Recorded data:
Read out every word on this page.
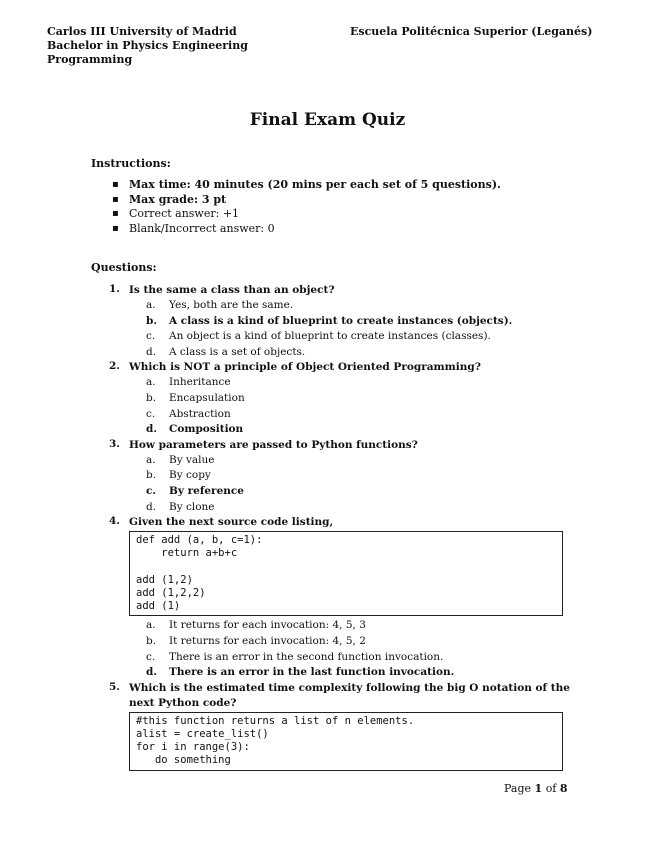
Carlos III University of Madrid
Bachelor in Physics Engineering
Programming
Escuela Politécnica Superior (Leganés)
Final Exam Quiz
Instructions:
▪ Max time: 40 minutes (20 mins per each set of 5 questions).
▪ Max grade: 3 pt
▪ Correct answer: +1
▪ Blank/Incorrect answer: 0
Questions:
1. Is the same a class than an object?
a. Yes, both are the same.
b. A class is a kind of blueprint to create instances (objects).
c. An object is a kind of blueprint to create instances (classes).
d. A class is a set of objects.
2. Which is NOT a principle of Object Oriented Programming?
a. Inheritance
b. Encapsulation
c. Abstraction
d. Composition
3. How parameters are passed to Python functions?
a. By value
b. By copy
c. By reference
d. By clone
4. Given the next source code listing,
def add (a, b, c=1):
return a+b+c

add (1,2)
add (1,2,2)
add (1)
a. It returns for each invocation: 4, 5, 3
b. It returns for each invocation: 4, 5, 2
c. There is an error in the second function invocation.
d. There is an error in the last function invocation.
5. Which is the estimated time complexity following the big O notation of the next Python code?
#this function returns a list of n elements.
alist = create_list()
for i in range(3):
do something
Page 1 of 8
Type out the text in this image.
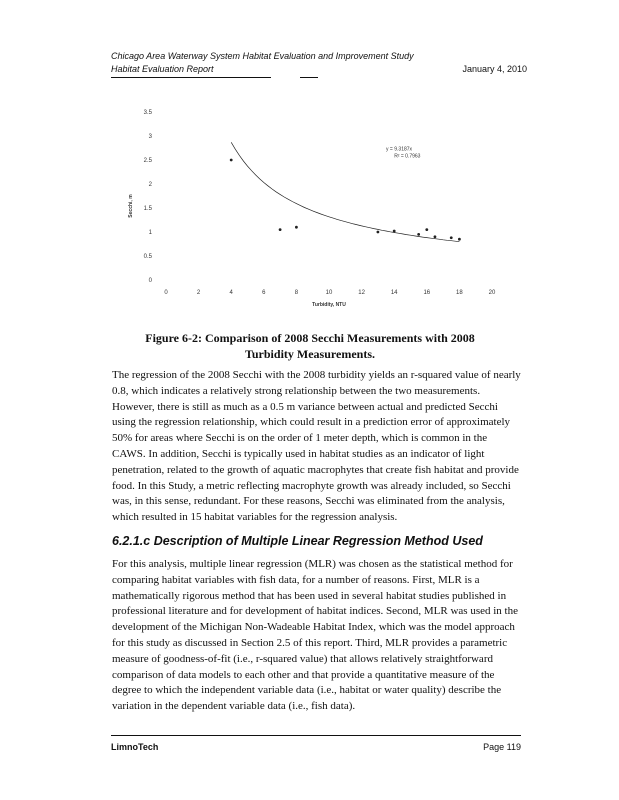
Chicago Area Waterway System Habitat Evaluation and Improvement Study
Habitat Evaluation Report	January 4, 2010
0	2	4	6	8	10	12	14	16	18	20
0
0.5
1
1.5
2
2.5
3
3.5
Turbidity, NTU
Secchi, m
y = 9.3187x
R² = 0.7963
Figure 6-2: Comparison of 2008 Secchi Measurements with 2008 Turbidity Measurements.

The regression of the 2008 Secchi with the 2008 turbidity yields an r-squared value of nearly 0.8, which indicates a relatively strong relationship between the two measurements. However, there is still as much as a 0.5 m variance between actual and predicted Secchi using the regression relationship, which could result in a prediction error of approximately 50% for areas where Secchi is on the order of 1 meter depth, which is common in the CAWS. In addition, Secchi is typically used in habitat studies as an indicator of light penetration, related to the growth of aquatic macrophytes that create fish habitat and provide food. In this Study, a metric reflecting macrophyte growth was already included, so Secchi was, in this sense, redundant. For these reasons, Secchi was eliminated from the analysis, which resulted in 15 habitat variables for the regression analysis.

6.2.1.c Description of Multiple Linear Regression Method Used

For this analysis, multiple linear regression (MLR) was chosen as the statistical method for comparing habitat variables with fish data, for a number of reasons. First, MLR is a mathematically rigorous method that has been used in several habitat studies published in professional literature and for development of habitat indices. Second, MLR was used in the development of the Michigan Non-Wadeable Habitat Index, which was the model approach for this study as discussed in Section 2.5 of this report. Third, MLR provides a parametric measure of goodness-of-fit (i.e., r-squared value) that allows relatively straightforward comparison of data models to each other and that provide a quantitative measure of the degree to which the independent variable data (i.e., habitat or water quality) describe the variation in the dependent variable data (i.e., fish data).

LimnoTech	Page 119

Exercise requirements: Show the lines that mention the word "time".

Correct result:
▪ Max time: 40 minutes (20 mins per each set of 5 questions).
5. Which is the estimated time complexity following the big O notation of the next Python code?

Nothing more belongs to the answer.